INFORMATION SHOWN:
>>>>>
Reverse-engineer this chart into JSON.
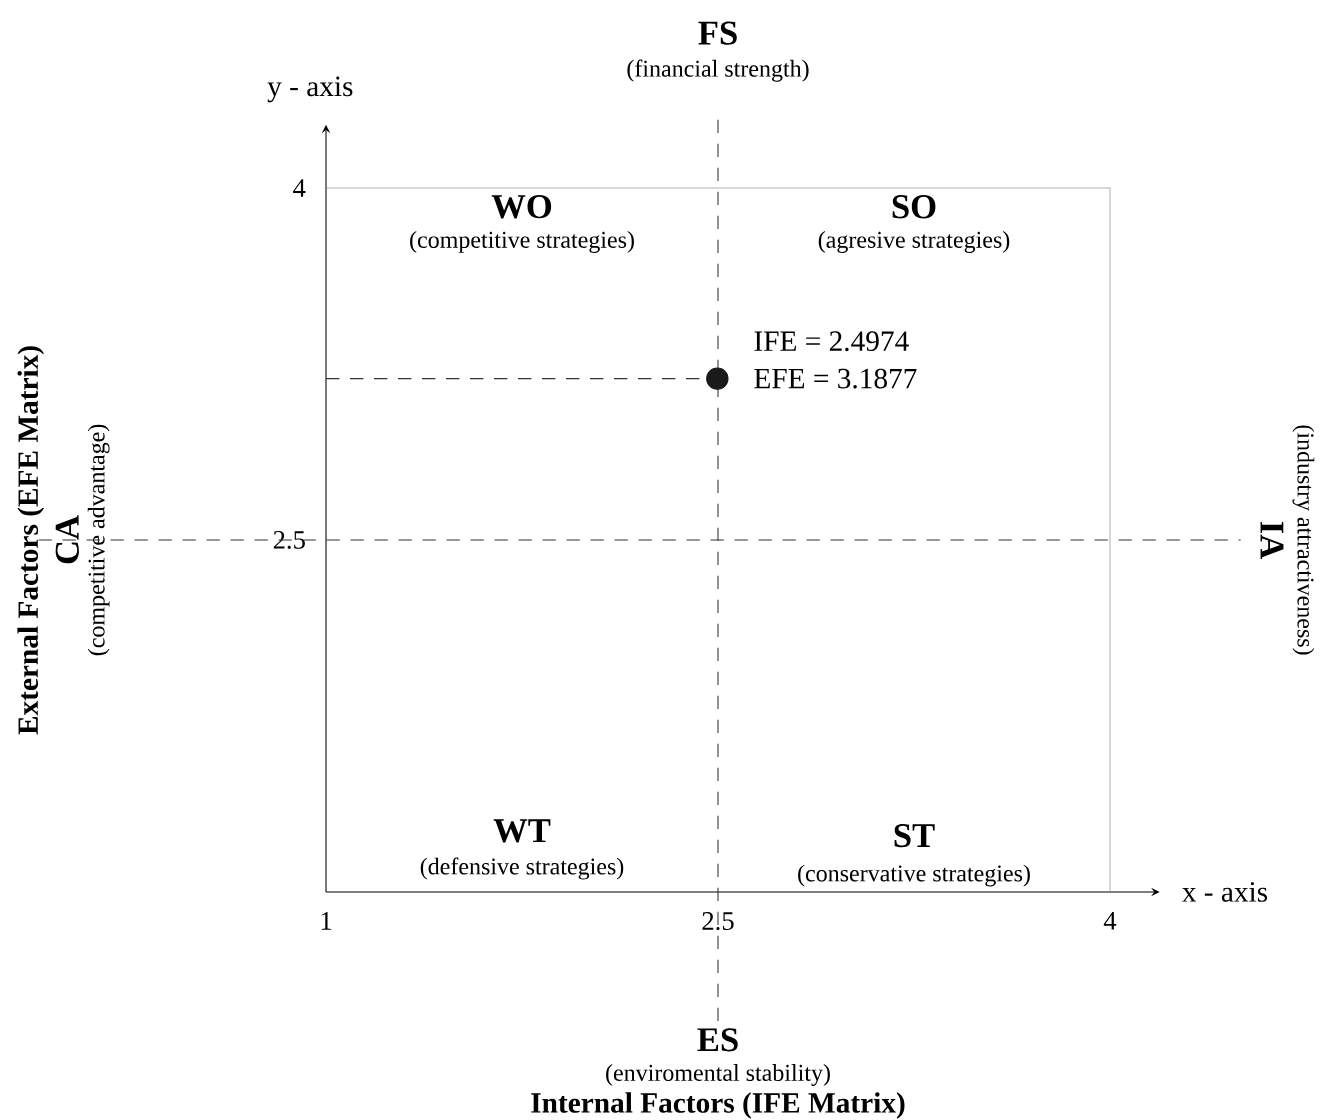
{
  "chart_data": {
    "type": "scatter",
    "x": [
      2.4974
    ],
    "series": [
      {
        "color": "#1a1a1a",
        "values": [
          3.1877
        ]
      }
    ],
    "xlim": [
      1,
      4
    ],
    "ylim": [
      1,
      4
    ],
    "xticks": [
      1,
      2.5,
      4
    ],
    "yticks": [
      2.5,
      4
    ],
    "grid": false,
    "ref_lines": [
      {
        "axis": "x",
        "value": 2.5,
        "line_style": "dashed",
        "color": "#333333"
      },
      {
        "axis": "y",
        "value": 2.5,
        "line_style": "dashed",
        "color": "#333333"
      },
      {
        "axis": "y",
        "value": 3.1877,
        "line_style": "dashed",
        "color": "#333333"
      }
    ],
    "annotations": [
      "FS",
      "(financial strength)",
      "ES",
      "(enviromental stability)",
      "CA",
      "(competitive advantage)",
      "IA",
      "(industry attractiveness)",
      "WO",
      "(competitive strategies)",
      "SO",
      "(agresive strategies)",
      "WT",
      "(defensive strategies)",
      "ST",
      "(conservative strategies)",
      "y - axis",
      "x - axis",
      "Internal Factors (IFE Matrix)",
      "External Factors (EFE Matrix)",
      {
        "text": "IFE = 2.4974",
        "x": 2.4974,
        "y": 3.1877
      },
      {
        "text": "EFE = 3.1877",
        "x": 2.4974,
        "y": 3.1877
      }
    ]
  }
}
<<<<<
DIRECTION:
Output all of the records exactly as they appear above, but not the pictures.

WRITTEN REPLY:
Reverse-engineer this chart into JSON.
{
  "chart_data": {
    "type": "scatter",
    "x": [
      2.4974
    ],
    "series": [
      {
        "color": "#1a1a1a",
        "values": [
          3.1877
        ]
      }
    ],
    "xlim": [
      1,
      4
    ],
    "ylim": [
      1,
      4
    ],
    "xticks": [
      1,
      2.5,
      4
    ],
    "yticks": [
      2.5,
      4
    ],
    "grid": false,
    "ref_lines": [
      {
        "axis": "x",
        "value": 2.5,
        "line_style": "dashed",
        "color": "#333333"
      },
      {
        "axis": "y",
        "value": 2.5,
        "line_style": "dashed",
        "color": "#333333"
      },
      {
        "axis": "y",
        "value": 3.1877,
        "line_style": "dashed",
        "color": "#333333"
      }
    ],
    "annotations": [
      "FS",
      "(financial strength)",
      "ES",
      "(enviromental stability)",
      "CA",
      "(competitive advantage)",
      "IA",
      "(industry attractiveness)",
      "WO",
      "(competitive strategies)",
      "SO",
      "(agresive strategies)",
      "WT",
      "(defensive strategies)",
      "ST",
      "(conservative strategies)",
      "y - axis",
      "x - axis",
      "Internal Factors (IFE Matrix)",
      "External Factors (EFE Matrix)",
      {
        "text": "IFE = 2.4974",
        "x": 2.4974,
        "y": 3.1877
      },
      {
        "text": "EFE = 3.1877",
        "x": 2.4974,
        "y": 3.1877
      }
    ]
  }
}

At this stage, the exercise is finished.